= ASSIGNED TASK =
Please restate each line of the material word for word and omit any pictures.
[Start of section]
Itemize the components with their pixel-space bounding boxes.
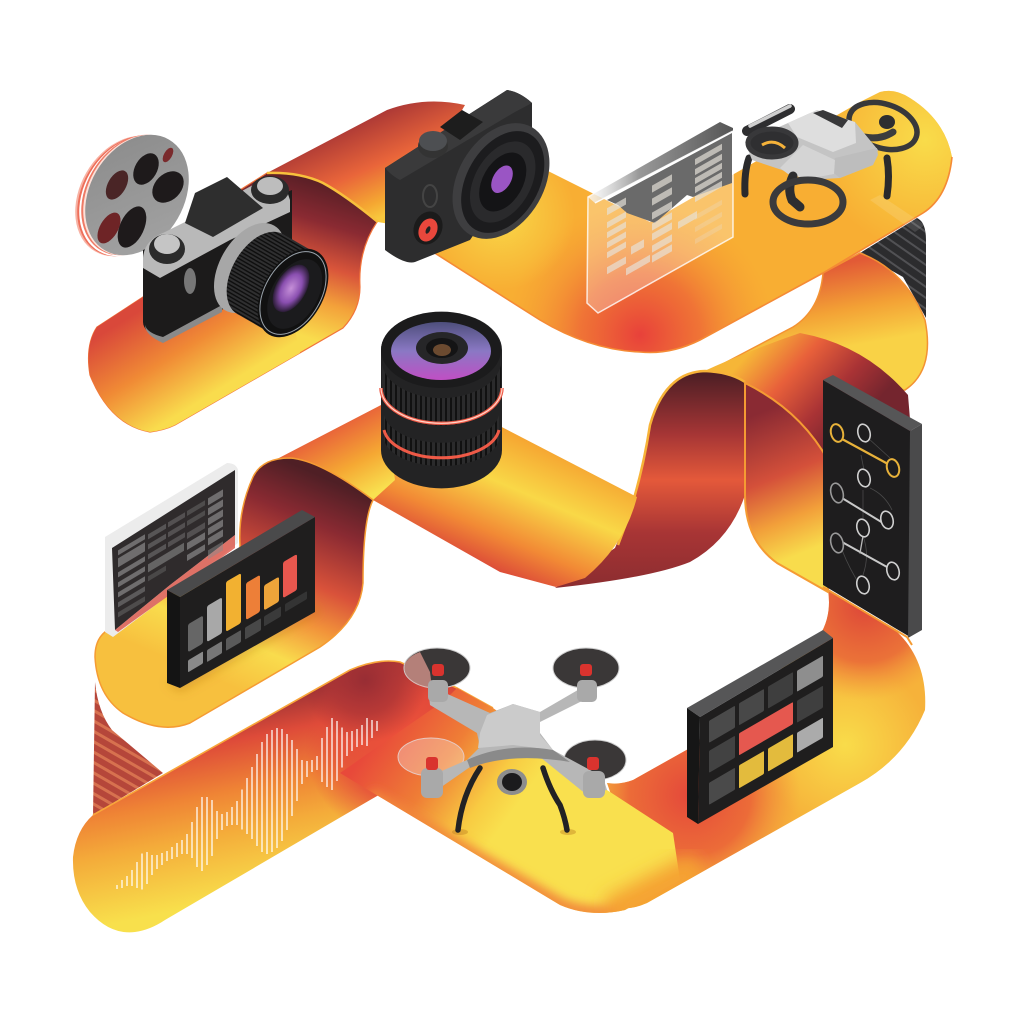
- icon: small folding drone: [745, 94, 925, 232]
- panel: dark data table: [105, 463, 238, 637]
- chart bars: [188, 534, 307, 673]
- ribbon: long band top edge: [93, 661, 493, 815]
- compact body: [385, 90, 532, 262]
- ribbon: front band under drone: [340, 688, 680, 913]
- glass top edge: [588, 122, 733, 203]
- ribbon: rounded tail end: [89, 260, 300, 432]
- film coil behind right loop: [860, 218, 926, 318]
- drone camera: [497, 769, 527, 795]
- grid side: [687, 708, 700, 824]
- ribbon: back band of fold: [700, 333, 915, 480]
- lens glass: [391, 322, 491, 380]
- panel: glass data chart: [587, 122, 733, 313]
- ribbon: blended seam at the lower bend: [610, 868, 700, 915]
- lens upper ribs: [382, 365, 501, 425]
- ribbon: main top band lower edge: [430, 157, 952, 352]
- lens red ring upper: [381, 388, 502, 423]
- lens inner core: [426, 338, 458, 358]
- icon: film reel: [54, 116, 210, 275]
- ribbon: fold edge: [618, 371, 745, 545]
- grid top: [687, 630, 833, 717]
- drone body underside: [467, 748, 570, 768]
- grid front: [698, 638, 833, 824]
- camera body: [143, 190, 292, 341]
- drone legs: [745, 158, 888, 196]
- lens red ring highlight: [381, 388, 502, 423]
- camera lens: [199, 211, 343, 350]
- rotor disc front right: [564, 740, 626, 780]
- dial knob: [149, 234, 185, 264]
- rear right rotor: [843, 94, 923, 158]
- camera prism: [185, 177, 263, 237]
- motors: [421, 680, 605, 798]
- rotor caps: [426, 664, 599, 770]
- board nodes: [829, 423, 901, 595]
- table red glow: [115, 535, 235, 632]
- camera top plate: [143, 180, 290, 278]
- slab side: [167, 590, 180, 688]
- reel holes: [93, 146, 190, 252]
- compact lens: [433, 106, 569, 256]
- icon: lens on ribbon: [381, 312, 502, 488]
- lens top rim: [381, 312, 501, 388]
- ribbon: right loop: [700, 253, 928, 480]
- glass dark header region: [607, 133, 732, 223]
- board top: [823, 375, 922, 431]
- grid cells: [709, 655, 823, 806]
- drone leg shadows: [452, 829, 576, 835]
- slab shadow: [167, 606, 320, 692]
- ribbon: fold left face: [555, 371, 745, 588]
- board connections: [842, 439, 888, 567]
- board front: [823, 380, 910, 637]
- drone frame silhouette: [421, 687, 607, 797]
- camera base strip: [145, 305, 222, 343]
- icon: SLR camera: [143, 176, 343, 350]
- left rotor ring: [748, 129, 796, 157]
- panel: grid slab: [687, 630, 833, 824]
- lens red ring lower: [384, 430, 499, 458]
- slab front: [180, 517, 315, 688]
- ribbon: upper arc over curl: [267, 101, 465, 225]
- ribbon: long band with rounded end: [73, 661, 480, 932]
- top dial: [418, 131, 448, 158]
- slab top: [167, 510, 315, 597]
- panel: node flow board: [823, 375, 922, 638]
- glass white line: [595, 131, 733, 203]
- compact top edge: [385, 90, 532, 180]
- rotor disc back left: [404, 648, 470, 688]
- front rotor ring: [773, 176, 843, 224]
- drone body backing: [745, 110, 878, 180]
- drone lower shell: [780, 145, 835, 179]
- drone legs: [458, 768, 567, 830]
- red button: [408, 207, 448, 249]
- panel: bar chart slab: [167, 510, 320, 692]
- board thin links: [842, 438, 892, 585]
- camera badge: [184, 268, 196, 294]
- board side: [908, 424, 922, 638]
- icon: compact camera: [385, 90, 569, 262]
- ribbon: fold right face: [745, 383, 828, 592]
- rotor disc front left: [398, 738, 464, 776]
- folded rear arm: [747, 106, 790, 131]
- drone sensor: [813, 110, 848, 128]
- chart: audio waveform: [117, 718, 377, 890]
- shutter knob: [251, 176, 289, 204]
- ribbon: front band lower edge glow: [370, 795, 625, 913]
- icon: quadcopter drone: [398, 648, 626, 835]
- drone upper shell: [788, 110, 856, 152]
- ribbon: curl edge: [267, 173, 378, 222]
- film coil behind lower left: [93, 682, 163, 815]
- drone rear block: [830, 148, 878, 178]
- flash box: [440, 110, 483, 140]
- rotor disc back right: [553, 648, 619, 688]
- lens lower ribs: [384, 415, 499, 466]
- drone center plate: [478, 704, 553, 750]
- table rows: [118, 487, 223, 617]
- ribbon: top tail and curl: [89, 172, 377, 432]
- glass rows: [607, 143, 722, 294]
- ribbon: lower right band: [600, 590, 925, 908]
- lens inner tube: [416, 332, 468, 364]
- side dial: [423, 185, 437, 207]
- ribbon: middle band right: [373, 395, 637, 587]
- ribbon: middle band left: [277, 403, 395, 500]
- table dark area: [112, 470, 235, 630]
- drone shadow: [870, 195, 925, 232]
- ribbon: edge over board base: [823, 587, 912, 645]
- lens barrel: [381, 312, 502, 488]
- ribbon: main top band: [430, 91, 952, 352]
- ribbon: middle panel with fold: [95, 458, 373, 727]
[End of section]
= ANSWER BOX =
Itemize the components with their pixel-space bounding boxes.
- icon: small folding drone: [745, 94, 925, 232]
- panel: dark data table: [105, 463, 238, 637]
- chart bars: [188, 534, 307, 673]
- ribbon: long band top edge: [93, 661, 493, 815]
- compact body: [385, 90, 532, 262]
- ribbon: front band under drone: [340, 688, 680, 913]
- glass top edge: [588, 122, 733, 203]
- ribbon: rounded tail end: [89, 260, 300, 432]
- film coil behind right loop: [860, 218, 926, 318]
- drone camera: [497, 769, 527, 795]
- grid side: [687, 708, 700, 824]
- ribbon: back band of fold: [700, 333, 915, 480]
- lens glass: [391, 322, 491, 380]
- panel: glass data chart: [587, 122, 733, 313]
- ribbon: blended seam at the lower bend: [610, 868, 700, 915]
- lens upper ribs: [382, 365, 501, 425]
- ribbon: main top band lower edge: [430, 157, 952, 352]
- lens red ring upper: [381, 388, 502, 423]
- lens inner core: [426, 338, 458, 358]
- icon: film reel: [54, 116, 210, 275]
- ribbon: fold edge: [618, 371, 745, 545]
- grid top: [687, 630, 833, 717]
- drone body underside: [467, 748, 570, 768]
- grid front: [698, 638, 833, 824]
- camera body: [143, 190, 292, 341]
- drone legs: [745, 158, 888, 196]
- lens red ring highlight: [381, 388, 502, 423]
- camera lens: [199, 211, 343, 350]
- rotor disc front right: [564, 740, 626, 780]
- dial knob: [149, 234, 185, 264]
- rear right rotor: [843, 94, 923, 158]
- camera prism: [185, 177, 263, 237]
- motors: [421, 680, 605, 798]
- rotor caps: [426, 664, 599, 770]
- board nodes: [829, 423, 901, 595]
- table red glow: [115, 535, 235, 632]
- camera top plate: [143, 180, 290, 278]
- slab side: [167, 590, 180, 688]
- reel holes: [93, 146, 190, 252]
- compact lens: [433, 106, 569, 256]
- icon: lens on ribbon: [381, 312, 502, 488]
- lens top rim: [381, 312, 501, 388]
- ribbon: right loop: [700, 253, 928, 480]
- glass dark header region: [607, 133, 732, 223]
- board top: [823, 375, 922, 431]
- grid cells: [709, 655, 823, 806]
- drone leg shadows: [452, 829, 576, 835]
- slab shadow: [167, 606, 320, 692]
- ribbon: fold left face: [555, 371, 745, 588]
- board connections: [842, 439, 888, 567]
- board front: [823, 380, 910, 637]
- drone frame silhouette: [421, 687, 607, 797]
- camera base strip: [145, 305, 222, 343]
- icon: SLR camera: [143, 176, 343, 350]
- left rotor ring: [748, 129, 796, 157]
- panel: grid slab: [687, 630, 833, 824]
- lens red ring lower: [384, 430, 499, 458]
- slab front: [180, 517, 315, 688]
- ribbon: upper arc over curl: [267, 101, 465, 225]
- ribbon: long band with rounded end: [73, 661, 480, 932]
- top dial: [418, 131, 448, 158]
- slab top: [167, 510, 315, 597]
- panel: node flow board: [823, 375, 922, 638]
- glass white line: [595, 131, 733, 203]
- compact top edge: [385, 90, 532, 180]
- rotor disc back left: [404, 648, 470, 688]
- front rotor ring: [773, 176, 843, 224]
- drone body backing: [745, 110, 878, 180]
- drone lower shell: [780, 145, 835, 179]
- drone legs: [458, 768, 567, 830]
- red button: [408, 207, 448, 249]
- panel: bar chart slab: [167, 510, 320, 692]
- board thin links: [842, 438, 892, 585]
- camera badge: [184, 268, 196, 294]
- board side: [908, 424, 922, 638]
- icon: compact camera: [385, 90, 569, 262]
- ribbon: fold right face: [745, 383, 828, 592]
- rotor disc front left: [398, 738, 464, 776]
- folded rear arm: [747, 106, 790, 131]
- drone sensor: [813, 110, 848, 128]
- chart: audio waveform: [117, 718, 377, 890]
- shutter knob: [251, 176, 289, 204]
- ribbon: front band lower edge glow: [370, 795, 625, 913]
- icon: quadcopter drone: [398, 648, 626, 835]
- drone upper shell: [788, 110, 856, 152]
- ribbon: curl edge: [267, 173, 378, 222]
- film coil behind lower left: [93, 682, 163, 815]
- drone rear block: [830, 148, 878, 178]
- flash box: [440, 110, 483, 140]
- rotor disc back right: [553, 648, 619, 688]
- lens lower ribs: [384, 415, 499, 466]
- drone center plate: [478, 704, 553, 750]
- table rows: [118, 487, 223, 617]
- ribbon: top tail and curl: [89, 172, 377, 432]
- glass rows: [607, 143, 722, 294]
- ribbon: lower right band: [600, 590, 925, 908]
- lens inner tube: [416, 332, 468, 364]
- side dial: [423, 185, 437, 207]
- ribbon: middle band right: [373, 395, 637, 587]
- ribbon: middle band left: [277, 403, 395, 500]
- table dark area: [112, 470, 235, 630]
- drone shadow: [870, 195, 925, 232]
- ribbon: edge over board base: [823, 587, 912, 645]
- lens barrel: [381, 312, 502, 488]
- ribbon: main top band: [430, 91, 952, 352]
- ribbon: middle panel with fold: [95, 458, 373, 727]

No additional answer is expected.